**SET PROBLEM:**
Write out all of the entries exactly, please.

Saved entries
^^^^

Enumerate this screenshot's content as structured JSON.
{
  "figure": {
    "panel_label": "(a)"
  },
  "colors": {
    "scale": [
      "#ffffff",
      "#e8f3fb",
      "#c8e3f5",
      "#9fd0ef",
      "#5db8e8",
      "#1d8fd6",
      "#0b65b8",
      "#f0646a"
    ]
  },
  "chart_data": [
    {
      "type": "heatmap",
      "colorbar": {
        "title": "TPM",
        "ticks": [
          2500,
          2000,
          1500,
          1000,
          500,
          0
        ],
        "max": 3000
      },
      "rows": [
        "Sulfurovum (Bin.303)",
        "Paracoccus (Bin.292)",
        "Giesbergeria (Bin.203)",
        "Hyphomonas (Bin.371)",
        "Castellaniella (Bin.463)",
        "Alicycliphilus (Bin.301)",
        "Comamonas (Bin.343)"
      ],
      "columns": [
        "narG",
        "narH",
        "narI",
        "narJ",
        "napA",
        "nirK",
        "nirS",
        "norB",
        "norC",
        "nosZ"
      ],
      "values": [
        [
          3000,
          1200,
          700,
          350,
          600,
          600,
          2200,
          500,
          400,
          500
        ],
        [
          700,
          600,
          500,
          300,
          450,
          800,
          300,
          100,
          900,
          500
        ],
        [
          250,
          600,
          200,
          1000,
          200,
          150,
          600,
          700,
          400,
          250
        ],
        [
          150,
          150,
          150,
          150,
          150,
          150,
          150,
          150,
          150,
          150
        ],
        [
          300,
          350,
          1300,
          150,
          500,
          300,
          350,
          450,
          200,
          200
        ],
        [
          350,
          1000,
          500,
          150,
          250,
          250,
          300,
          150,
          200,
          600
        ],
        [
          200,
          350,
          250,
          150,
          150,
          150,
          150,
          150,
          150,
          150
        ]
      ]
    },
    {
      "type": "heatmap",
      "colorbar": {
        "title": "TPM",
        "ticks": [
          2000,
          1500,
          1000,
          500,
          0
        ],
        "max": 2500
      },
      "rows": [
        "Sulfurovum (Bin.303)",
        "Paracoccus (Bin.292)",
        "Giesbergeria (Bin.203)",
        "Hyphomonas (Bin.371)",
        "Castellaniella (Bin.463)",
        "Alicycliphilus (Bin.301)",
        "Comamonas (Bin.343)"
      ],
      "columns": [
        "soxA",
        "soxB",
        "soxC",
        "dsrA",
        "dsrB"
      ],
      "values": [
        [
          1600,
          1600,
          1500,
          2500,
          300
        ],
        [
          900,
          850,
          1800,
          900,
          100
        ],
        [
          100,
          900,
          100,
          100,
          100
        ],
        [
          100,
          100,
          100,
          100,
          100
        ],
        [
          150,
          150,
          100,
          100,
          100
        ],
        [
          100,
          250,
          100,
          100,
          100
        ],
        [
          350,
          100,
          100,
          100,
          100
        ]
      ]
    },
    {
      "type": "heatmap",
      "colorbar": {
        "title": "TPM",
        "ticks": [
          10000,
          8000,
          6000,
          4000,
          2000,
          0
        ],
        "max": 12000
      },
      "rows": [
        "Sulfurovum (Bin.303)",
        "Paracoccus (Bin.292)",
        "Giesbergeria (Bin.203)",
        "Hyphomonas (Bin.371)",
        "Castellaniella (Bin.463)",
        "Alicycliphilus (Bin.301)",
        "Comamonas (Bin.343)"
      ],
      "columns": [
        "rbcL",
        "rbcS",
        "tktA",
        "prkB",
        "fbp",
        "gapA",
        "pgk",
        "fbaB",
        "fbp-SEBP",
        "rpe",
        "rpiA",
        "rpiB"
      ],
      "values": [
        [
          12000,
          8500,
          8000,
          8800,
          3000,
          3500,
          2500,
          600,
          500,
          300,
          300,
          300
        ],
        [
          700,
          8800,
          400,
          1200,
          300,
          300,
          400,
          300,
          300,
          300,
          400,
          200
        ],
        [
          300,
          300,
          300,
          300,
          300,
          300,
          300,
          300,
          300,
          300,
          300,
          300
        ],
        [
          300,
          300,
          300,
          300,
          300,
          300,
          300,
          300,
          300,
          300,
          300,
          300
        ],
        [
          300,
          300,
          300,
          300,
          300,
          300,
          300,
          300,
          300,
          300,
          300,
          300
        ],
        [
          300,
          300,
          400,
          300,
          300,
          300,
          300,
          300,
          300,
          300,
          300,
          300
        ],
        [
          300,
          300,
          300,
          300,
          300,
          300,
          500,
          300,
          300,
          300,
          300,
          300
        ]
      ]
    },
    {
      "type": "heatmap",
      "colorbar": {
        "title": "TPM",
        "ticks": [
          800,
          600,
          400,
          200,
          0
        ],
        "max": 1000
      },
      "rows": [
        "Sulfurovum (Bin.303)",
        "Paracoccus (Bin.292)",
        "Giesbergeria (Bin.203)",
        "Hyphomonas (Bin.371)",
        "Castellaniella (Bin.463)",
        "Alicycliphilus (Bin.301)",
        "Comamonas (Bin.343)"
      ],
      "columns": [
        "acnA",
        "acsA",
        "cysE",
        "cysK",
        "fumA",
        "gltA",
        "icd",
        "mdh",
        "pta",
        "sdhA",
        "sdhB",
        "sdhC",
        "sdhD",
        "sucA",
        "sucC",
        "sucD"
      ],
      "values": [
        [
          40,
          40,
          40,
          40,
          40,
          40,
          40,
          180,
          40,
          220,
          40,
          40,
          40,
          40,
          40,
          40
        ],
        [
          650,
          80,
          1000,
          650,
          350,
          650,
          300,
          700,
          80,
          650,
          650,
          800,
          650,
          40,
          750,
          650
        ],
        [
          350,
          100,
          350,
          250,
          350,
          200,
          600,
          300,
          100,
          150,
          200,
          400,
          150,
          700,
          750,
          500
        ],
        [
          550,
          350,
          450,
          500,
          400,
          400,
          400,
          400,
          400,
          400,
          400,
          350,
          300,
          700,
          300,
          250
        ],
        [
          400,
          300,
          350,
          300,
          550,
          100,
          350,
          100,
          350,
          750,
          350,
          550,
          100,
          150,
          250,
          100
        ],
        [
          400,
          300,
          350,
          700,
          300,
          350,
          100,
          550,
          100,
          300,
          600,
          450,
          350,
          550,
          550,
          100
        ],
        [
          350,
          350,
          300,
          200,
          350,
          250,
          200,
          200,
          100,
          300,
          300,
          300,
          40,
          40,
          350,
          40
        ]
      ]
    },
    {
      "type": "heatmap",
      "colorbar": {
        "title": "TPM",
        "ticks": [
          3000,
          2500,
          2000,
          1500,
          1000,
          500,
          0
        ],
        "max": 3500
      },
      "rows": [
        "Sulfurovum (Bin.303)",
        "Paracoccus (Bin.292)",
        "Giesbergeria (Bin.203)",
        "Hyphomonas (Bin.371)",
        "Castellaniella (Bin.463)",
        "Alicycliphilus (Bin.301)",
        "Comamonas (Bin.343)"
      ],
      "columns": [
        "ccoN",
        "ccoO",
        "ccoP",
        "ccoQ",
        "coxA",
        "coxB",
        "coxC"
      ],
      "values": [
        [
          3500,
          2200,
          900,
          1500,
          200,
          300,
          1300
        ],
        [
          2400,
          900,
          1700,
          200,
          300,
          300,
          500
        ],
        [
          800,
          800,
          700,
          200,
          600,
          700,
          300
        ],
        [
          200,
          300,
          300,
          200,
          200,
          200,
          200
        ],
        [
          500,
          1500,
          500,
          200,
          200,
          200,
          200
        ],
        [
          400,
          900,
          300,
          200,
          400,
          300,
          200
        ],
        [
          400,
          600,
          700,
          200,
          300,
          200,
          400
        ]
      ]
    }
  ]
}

^^^^

**COMPLETED TASK:**
Enumerate this screenshot's content as structured JSON.
{
  "figure": {
    "panel_label": "(a)"
  },
  "colors": {
    "scale": [
      "#ffffff",
      "#e8f3fb",
      "#c8e3f5",
      "#9fd0ef",
      "#5db8e8",
      "#1d8fd6",
      "#0b65b8",
      "#f0646a"
    ]
  },
  "chart_data": [
    {
      "type": "heatmap",
      "colorbar": {
        "title": "TPM",
        "ticks": [
          2500,
          2000,
          1500,
          1000,
          500,
          0
        ],
        "max": 3000
      },
      "rows": [
        "Sulfurovum (Bin.303)",
        "Paracoccus (Bin.292)",
        "Giesbergeria (Bin.203)",
        "Hyphomonas (Bin.371)",
        "Castellaniella (Bin.463)",
        "Alicycliphilus (Bin.301)",
        "Comamonas (Bin.343)"
      ],
      "columns": [
        "narG",
        "narH",
        "narI",
        "narJ",
        "napA",
        "nirK",
        "nirS",
        "norB",
        "norC",
        "nosZ"
      ],
      "values": [
        [
          3000,
          1200,
          700,
          350,
          600,
          600,
          2200,
          500,
          400,
          500
        ],
        [
          700,
          600,
          500,
          300,
          450,
          800,
          300,
          100,
          900,
          500
        ],
        [
          250,
          600,
          200,
          1000,
          200,
          150,
          600,
          700,
          400,
          250
        ],
        [
          150,
          150,
          150,
          150,
          150,
          150,
          150,
          150,
          150,
          150
        ],
        [
          300,
          350,
          1300,
          150,
          500,
          300,
          350,
          450,
          200,
          200
        ],
        [
          350,
          1000,
          500,
          150,
          250,
          250,
          300,
          150,
          200,
          600
        ],
        [
          200,
          350,
          250,
          150,
          150,
          150,
          150,
          150,
          150,
          150
        ]
      ]
    },
    {
      "type": "heatmap",
      "colorbar": {
        "title": "TPM",
        "ticks": [
          2000,
          1500,
          1000,
          500,
          0
        ],
        "max": 2500
      },
      "rows": [
        "Sulfurovum (Bin.303)",
        "Paracoccus (Bin.292)",
        "Giesbergeria (Bin.203)",
        "Hyphomonas (Bin.371)",
        "Castellaniella (Bin.463)",
        "Alicycliphilus (Bin.301)",
        "Comamonas (Bin.343)"
      ],
      "columns": [
        "soxA",
        "soxB",
        "soxC",
        "dsrA",
        "dsrB"
      ],
      "values": [
        [
          1600,
          1600,
          1500,
          2500,
          300
        ],
        [
          900,
          850,
          1800,
          900,
          100
        ],
        [
          100,
          900,
          100,
          100,
          100
        ],
        [
          100,
          100,
          100,
          100,
          100
        ],
        [
          150,
          150,
          100,
          100,
          100
        ],
        [
          100,
          250,
          100,
          100,
          100
        ],
        [
          350,
          100,
          100,
          100,
          100
        ]
      ]
    },
    {
      "type": "heatmap",
      "colorbar": {
        "title": "TPM",
        "ticks": [
          10000,
          8000,
          6000,
          4000,
          2000,
          0
        ],
        "max": 12000
      },
      "rows": [
        "Sulfurovum (Bin.303)",
        "Paracoccus (Bin.292)",
        "Giesbergeria (Bin.203)",
        "Hyphomonas (Bin.371)",
        "Castellaniella (Bin.463)",
        "Alicycliphilus (Bin.301)",
        "Comamonas (Bin.343)"
      ],
      "columns": [
        "rbcL",
        "rbcS",
        "tktA",
        "prkB",
        "fbp",
        "gapA",
        "pgk",
        "fbaB",
        "fbp-SEBP",
        "rpe",
        "rpiA",
        "rpiB"
      ],
      "values": [
        [
          12000,
          8500,
          8000,
          8800,
          3000,
          3500,
          2500,
          600,
          500,
          300,
          300,
          300
        ],
        [
          700,
          8800,
          400,
          1200,
          300,
          300,
          400,
          300,
          300,
          300,
          400,
          200
        ],
        [
          300,
          300,
          300,
          300,
          300,
          300,
          300,
          300,
          300,
          300,
          300,
          300
        ],
        [
          300,
          300,
          300,
          300,
          300,
          300,
          300,
          300,
          300,
          300,
          300,
          300
        ],
        [
          300,
          300,
          300,
          300,
          300,
          300,
          300,
          300,
          300,
          300,
          300,
          300
        ],
        [
          300,
          300,
          400,
          300,
          300,
          300,
          300,
          300,
          300,
          300,
          300,
          300
        ],
        [
          300,
          300,
          300,
          300,
          300,
          300,
          500,
          300,
          300,
          300,
          300,
          300
        ]
      ]
    },
    {
      "type": "heatmap",
      "colorbar": {
        "title": "TPM",
        "ticks": [
          800,
          600,
          400,
          200,
          0
        ],
        "max": 1000
      },
      "rows": [
        "Sulfurovum (Bin.303)",
        "Paracoccus (Bin.292)",
        "Giesbergeria (Bin.203)",
        "Hyphomonas (Bin.371)",
        "Castellaniella (Bin.463)",
        "Alicycliphilus (Bin.301)",
        "Comamonas (Bin.343)"
      ],
      "columns": [
        "acnA",
        "acsA",
        "cysE",
        "cysK",
        "fumA",
        "gltA",
        "icd",
        "mdh",
        "pta",
        "sdhA",
        "sdhB",
        "sdhC",
        "sdhD",
        "sucA",
        "sucC",
        "sucD"
      ],
      "values": [
        [
          40,
          40,
          40,
          40,
          40,
          40,
          40,
          180,
          40,
          220,
          40,
          40,
          40,
          40,
          40,
          40
        ],
        [
          650,
          80,
          1000,
          650,
          350,
          650,
          300,
          700,
          80,
          650,
          650,
          800,
          650,
          40,
          750,
          650
        ],
        [
          350,
          100,
          350,
          250,
          350,
          200,
          600,
          300,
          100,
          150,
          200,
          400,
          150,
          700,
          750,
          500
        ],
        [
          550,
          350,
          450,
          500,
          400,
          400,
          400,
          400,
          400,
          400,
          400,
          350,
          300,
          700,
          300,
          250
        ],
        [
          400,
          300,
          350,
          300,
          550,
          100,
          350,
          100,
          350,
          750,
          350,
          550,
          100,
          150,
          250,
          100
        ],
        [
          400,
          300,
          350,
          700,
          300,
          350,
          100,
          550,
          100,
          300,
          600,
          450,
          350,
          550,
          550,
          100
        ],
        [
          350,
          350,
          300,
          200,
          350,
          250,
          200,
          200,
          100,
          300,
          300,
          300,
          40,
          40,
          350,
          40
        ]
      ]
    },
    {
      "type": "heatmap",
      "colorbar": {
        "title": "TPM",
        "ticks": [
          3000,
          2500,
          2000,
          1500,
          1000,
          500,
          0
        ],
        "max": 3500
      },
      "rows": [
        "Sulfurovum (Bin.303)",
        "Paracoccus (Bin.292)",
        "Giesbergeria (Bin.203)",
        "Hyphomonas (Bin.371)",
        "Castellaniella (Bin.463)",
        "Alicycliphilus (Bin.301)",
        "Comamonas (Bin.343)"
      ],
      "columns": [
        "ccoN",
        "ccoO",
        "ccoP",
        "ccoQ",
        "coxA",
        "coxB",
        "coxC"
      ],
      "values": [
        [
          3500,
          2200,
          900,
          1500,
          200,
          300,
          1300
        ],
        [
          2400,
          900,
          1700,
          200,
          300,
          300,
          500
        ],
        [
          800,
          800,
          700,
          200,
          600,
          700,
          300
        ],
        [
          200,
          300,
          300,
          200,
          200,
          200,
          200
        ],
        [
          500,
          1500,
          500,
          200,
          200,
          200,
          200
        ],
        [
          400,
          900,
          300,
          200,
          400,
          300,
          200
        ],
        [
          400,
          600,
          700,
          200,
          300,
          200,
          400
        ]
      ]
    }
  ]
}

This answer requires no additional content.